* _Given problem_: Update the material from its start down to the line containing "x-tick-label: May <box>392 569 422 586</box>", replacing "bar" with "column" and leaving everything else unchanged.

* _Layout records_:
☆ ☆ ☆
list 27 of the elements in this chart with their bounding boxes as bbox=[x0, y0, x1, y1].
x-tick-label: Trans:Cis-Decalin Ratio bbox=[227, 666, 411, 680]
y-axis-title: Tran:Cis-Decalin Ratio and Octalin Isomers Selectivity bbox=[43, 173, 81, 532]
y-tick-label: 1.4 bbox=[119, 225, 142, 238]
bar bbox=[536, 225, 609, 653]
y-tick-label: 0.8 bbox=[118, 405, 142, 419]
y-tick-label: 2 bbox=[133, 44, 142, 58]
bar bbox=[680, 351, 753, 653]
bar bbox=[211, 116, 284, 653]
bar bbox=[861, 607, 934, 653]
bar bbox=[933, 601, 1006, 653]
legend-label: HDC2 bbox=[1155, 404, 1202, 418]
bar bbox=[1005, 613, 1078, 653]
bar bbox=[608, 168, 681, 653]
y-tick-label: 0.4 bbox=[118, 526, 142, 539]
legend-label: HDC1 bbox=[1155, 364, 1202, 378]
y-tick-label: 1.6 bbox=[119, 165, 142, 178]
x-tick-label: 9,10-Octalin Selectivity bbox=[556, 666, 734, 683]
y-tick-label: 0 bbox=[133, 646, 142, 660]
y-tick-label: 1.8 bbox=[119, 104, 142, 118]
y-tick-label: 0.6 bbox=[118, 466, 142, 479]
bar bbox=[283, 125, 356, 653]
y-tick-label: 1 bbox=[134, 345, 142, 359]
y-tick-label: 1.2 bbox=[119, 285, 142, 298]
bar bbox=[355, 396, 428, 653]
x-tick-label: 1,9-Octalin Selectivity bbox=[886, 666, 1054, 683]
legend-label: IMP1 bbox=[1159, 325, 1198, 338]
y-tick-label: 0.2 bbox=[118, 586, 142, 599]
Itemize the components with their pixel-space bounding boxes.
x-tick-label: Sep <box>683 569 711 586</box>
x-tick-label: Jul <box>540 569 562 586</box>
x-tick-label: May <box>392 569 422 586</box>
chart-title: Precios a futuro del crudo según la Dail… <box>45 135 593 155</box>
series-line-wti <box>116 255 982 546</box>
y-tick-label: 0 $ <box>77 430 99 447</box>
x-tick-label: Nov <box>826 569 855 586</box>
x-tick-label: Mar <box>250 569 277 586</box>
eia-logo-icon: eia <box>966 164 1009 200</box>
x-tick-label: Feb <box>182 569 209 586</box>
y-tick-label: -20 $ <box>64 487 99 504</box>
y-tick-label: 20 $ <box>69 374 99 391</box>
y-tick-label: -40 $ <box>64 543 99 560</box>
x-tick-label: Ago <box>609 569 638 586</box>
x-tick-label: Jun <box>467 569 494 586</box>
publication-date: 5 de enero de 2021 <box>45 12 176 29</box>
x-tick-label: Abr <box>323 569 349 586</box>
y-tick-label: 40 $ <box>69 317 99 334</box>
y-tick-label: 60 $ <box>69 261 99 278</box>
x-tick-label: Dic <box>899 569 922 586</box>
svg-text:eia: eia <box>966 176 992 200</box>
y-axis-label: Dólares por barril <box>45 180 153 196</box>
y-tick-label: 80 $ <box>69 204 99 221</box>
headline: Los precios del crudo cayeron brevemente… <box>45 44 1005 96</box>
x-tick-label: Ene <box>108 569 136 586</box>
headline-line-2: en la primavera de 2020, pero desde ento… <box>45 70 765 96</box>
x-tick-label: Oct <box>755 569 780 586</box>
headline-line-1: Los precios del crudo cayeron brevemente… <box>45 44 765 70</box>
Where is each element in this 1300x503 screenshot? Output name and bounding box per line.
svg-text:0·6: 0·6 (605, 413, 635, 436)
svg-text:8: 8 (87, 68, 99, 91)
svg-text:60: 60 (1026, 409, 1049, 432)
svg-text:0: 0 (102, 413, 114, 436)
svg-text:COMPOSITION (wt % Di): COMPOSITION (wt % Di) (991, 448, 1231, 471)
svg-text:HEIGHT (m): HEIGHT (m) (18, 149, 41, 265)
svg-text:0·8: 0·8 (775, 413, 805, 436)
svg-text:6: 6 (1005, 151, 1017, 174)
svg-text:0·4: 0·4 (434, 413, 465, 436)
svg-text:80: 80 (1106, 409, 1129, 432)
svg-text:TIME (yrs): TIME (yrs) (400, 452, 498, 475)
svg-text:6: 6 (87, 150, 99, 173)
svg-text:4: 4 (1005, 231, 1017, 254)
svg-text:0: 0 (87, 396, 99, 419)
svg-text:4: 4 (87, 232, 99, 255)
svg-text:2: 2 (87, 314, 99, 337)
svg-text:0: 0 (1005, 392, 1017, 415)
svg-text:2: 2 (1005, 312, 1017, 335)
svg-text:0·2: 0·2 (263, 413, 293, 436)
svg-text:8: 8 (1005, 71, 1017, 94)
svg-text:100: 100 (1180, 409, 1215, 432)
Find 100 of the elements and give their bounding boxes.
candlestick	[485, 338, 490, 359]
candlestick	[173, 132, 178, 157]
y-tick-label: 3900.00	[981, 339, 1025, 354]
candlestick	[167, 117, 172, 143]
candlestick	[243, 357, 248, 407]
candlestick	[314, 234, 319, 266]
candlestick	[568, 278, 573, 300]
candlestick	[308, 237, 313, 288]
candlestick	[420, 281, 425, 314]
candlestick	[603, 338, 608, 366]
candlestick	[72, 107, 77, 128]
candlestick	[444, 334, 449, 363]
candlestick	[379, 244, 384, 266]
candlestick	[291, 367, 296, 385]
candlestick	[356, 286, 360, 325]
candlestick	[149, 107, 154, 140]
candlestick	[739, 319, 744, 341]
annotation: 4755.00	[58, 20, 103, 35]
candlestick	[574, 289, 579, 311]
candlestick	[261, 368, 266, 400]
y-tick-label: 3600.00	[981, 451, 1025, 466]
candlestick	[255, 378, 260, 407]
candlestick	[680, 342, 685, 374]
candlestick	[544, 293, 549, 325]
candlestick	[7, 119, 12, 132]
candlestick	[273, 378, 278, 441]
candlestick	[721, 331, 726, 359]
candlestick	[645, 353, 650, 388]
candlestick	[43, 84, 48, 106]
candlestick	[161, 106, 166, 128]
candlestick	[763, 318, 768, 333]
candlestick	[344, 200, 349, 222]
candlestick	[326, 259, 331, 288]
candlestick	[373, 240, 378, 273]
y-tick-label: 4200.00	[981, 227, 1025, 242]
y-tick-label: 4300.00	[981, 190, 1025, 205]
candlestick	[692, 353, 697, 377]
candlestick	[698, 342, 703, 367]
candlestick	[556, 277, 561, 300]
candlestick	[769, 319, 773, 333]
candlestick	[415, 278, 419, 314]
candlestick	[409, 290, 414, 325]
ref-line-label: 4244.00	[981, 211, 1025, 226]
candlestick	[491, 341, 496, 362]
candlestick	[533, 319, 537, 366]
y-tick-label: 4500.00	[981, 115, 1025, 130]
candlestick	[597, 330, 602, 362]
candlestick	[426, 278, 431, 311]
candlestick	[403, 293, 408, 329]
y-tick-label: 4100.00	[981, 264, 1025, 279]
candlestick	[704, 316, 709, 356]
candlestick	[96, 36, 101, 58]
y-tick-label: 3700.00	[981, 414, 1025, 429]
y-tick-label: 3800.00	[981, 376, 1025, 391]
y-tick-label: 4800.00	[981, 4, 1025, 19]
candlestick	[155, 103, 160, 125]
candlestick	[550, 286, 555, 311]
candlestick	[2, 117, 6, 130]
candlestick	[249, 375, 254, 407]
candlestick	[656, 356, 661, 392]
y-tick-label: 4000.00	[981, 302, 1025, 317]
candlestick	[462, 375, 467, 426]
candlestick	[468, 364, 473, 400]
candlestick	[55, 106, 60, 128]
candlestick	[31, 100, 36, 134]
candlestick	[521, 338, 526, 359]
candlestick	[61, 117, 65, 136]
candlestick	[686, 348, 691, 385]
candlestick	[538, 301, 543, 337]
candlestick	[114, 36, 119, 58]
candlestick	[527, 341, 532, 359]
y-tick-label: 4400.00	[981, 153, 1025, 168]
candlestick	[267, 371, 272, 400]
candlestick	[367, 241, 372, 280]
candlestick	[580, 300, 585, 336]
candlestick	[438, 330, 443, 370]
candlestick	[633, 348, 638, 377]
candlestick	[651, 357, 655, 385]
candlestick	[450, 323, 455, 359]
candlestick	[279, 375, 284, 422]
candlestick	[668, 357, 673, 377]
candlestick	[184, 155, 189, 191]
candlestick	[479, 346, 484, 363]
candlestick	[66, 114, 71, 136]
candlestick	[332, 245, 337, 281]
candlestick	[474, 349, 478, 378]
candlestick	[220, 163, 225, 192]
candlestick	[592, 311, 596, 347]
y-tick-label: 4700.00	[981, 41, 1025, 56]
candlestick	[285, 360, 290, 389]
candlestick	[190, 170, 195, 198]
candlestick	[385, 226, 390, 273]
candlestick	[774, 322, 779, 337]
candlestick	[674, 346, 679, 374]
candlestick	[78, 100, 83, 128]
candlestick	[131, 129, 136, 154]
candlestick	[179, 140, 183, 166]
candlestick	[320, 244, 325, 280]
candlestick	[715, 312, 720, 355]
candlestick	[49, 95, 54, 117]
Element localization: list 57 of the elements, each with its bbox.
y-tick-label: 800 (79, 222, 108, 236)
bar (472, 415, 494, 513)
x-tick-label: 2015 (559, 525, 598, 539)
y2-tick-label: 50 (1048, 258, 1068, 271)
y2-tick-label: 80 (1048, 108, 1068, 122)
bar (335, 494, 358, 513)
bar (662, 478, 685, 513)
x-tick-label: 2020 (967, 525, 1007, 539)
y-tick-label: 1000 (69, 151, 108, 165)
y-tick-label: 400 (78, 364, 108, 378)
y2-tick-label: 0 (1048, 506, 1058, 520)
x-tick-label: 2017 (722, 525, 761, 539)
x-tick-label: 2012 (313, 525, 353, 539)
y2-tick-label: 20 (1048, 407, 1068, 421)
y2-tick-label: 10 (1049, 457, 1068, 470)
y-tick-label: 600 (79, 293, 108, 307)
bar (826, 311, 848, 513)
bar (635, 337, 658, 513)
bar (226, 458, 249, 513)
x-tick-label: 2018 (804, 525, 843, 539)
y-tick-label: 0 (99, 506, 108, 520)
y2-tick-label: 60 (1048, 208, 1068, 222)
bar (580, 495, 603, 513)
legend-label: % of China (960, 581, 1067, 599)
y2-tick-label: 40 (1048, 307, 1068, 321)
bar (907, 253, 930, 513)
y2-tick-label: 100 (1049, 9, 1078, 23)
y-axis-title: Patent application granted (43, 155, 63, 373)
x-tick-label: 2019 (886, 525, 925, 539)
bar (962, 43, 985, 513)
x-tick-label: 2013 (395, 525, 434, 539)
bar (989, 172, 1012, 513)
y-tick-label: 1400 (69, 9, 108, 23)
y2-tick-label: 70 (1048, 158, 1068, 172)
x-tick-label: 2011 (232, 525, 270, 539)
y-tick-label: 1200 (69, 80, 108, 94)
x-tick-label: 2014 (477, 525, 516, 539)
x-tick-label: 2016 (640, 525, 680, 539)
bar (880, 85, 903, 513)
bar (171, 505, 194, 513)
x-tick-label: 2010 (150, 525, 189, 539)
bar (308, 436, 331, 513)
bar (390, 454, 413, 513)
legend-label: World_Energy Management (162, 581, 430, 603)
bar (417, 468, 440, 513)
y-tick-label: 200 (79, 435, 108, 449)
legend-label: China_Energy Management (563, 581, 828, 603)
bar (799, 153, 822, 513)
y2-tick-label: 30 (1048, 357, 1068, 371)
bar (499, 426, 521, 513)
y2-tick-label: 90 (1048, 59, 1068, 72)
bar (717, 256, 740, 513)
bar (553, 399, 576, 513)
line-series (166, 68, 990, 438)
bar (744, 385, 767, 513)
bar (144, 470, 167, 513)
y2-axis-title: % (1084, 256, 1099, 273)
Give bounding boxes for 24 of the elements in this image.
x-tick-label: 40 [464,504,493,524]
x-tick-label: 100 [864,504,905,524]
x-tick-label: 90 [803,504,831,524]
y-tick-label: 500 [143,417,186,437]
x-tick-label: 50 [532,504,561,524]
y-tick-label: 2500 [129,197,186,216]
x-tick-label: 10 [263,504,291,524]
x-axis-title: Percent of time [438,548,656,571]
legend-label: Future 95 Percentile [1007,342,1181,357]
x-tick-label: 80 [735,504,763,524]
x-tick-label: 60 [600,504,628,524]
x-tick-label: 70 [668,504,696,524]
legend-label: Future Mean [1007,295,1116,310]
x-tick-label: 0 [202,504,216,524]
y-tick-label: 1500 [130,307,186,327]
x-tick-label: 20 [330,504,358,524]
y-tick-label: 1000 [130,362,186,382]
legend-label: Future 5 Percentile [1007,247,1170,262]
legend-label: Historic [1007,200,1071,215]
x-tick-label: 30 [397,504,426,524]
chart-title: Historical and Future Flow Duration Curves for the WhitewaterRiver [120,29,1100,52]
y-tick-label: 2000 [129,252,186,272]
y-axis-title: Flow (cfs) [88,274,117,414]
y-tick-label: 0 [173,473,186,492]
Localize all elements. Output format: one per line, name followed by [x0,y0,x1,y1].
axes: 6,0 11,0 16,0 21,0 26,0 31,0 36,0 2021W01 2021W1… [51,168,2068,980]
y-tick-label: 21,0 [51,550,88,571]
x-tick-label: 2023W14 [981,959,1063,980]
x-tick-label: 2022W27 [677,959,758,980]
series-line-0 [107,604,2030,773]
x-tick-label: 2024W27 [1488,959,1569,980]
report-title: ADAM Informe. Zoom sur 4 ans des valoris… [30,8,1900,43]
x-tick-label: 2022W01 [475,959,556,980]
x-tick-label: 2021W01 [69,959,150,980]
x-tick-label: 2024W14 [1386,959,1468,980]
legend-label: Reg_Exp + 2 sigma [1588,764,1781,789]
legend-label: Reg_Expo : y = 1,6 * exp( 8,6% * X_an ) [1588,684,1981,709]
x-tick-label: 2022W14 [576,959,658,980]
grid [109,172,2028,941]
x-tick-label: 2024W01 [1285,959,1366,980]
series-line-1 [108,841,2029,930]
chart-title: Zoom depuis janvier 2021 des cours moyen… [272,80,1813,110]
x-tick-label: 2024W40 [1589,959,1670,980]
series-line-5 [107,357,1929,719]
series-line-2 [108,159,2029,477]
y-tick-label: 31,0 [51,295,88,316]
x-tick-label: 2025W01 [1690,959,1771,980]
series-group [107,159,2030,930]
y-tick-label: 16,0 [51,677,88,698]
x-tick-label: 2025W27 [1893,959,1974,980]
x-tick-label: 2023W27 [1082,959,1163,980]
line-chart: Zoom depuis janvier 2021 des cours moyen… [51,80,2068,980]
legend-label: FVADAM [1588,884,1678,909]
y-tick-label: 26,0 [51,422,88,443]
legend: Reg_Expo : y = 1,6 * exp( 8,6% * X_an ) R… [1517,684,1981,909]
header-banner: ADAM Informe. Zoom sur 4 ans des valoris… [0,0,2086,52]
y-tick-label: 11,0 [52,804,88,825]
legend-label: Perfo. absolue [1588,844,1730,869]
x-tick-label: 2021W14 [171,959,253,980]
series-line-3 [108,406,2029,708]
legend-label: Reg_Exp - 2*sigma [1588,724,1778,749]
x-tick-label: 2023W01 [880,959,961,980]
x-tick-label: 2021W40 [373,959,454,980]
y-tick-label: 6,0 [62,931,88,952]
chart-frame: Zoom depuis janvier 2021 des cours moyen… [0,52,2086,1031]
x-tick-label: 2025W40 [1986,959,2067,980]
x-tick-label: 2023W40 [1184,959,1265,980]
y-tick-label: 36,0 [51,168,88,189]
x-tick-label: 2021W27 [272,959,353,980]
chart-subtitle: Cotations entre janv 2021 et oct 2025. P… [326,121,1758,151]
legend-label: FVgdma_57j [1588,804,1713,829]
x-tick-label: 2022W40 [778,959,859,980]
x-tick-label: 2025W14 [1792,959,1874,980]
☆ ☆ ☆
* _Exercise result_:
list 27 of the elements in this chart with their bounding boxes as bbox=[x0, y0, x1, y1].
x-tick-label: Trans:Cis-Decalin Ratio bbox=[227, 666, 411, 680]
y-axis-title: Tran:Cis-Decalin Ratio and Octalin Isomers Selectivity bbox=[43, 173, 81, 532]
y-tick-label: 1.4 bbox=[119, 225, 142, 238]
column bbox=[536, 225, 609, 653]
y-tick-label: 0.8 bbox=[118, 405, 142, 419]
y-tick-label: 2 bbox=[133, 44, 142, 58]
column bbox=[680, 351, 753, 653]
column bbox=[211, 116, 284, 653]
column bbox=[861, 607, 934, 653]
column bbox=[933, 601, 1006, 653]
legend-label: HDC2 bbox=[1155, 404, 1202, 418]
column bbox=[1005, 613, 1078, 653]
column bbox=[608, 168, 681, 653]
y-tick-label: 0.4 bbox=[118, 526, 142, 539]
legend-label: HDC1 bbox=[1155, 364, 1202, 378]
y-tick-label: 1.6 bbox=[119, 165, 142, 178]
x-tick-label: 9,10-Octalin Selectivity bbox=[556, 666, 734, 683]
y-tick-label: 0 bbox=[133, 646, 142, 660]
y-tick-label: 1.8 bbox=[119, 104, 142, 118]
y-tick-label: 0.6 bbox=[118, 466, 142, 479]
column bbox=[283, 125, 356, 653]
y-tick-label: 1 bbox=[134, 345, 142, 359]
y-tick-label: 1.2 bbox=[119, 285, 142, 298]
column bbox=[355, 396, 428, 653]
x-tick-label: 1,9-Octalin Selectivity bbox=[886, 666, 1054, 683]
legend-label: IMP1 bbox=[1159, 325, 1198, 338]
y-tick-label: 0.2 bbox=[118, 586, 142, 599]
Itemize the components with their pixel-space bounding boxes.
x-tick-label: Sep <box>683 569 711 586</box>
x-tick-label: Jul <box>540 569 562 586</box>
x-tick-label: May <box>392 569 422 586</box>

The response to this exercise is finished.